* **Set exercise**: Extract all lines in the data that contain the word "mangen".

== Exercise inputs ==

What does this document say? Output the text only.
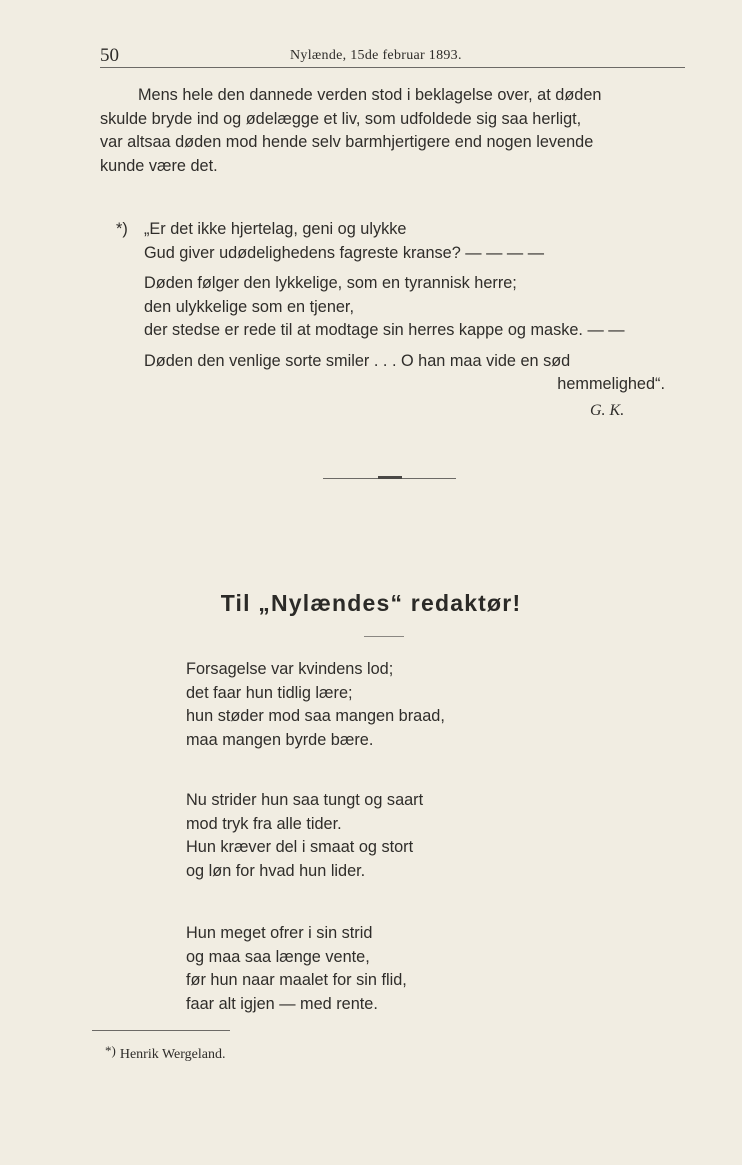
50	Nylænde, 15de februar 1893.
Mens hele den dannede verden stod i beklagelse over, at døden
skulde bryde ind og ødelægge et liv, som udfoldede sig saa herligt,
var altsaa døden mod hende selv barmhjertigere end nogen levende
kunde være det.
*) „Er det ikke hjertelag, geni og ulykke
Gud giver udødelighedens fagreste kranse? — — — —
Døden følger den lykkelige, som en tyrannisk herre;
den ulykkelige som en tjener,
der stedse er rede til at modtage sin herres kappe og maske. — —
Døden den venlige sorte smiler . . . O han maa vide en sød
hemmelighed“.
G. K.
Til „Nylændes“ redaktør!
Forsagelse var kvindens lod;
det faar hun tidlig lære;
hun støder mod saa mangen braad,
maa mangen byrde bære.
Nu strider hun saa tungt og saart
mod tryk fra alle tider.
Hun kræver del i smaat og stort
og løn for hvad hun lider.
Hun meget ofrer i sin strid
og maa saa længe vente,
før hun naar maalet for sin flid,
faar alt igjen — med rente.
*) Henrik Wergeland.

===

* **Reply to the task**:
hun støder mod saa mangen braad,
maa mangen byrde bære.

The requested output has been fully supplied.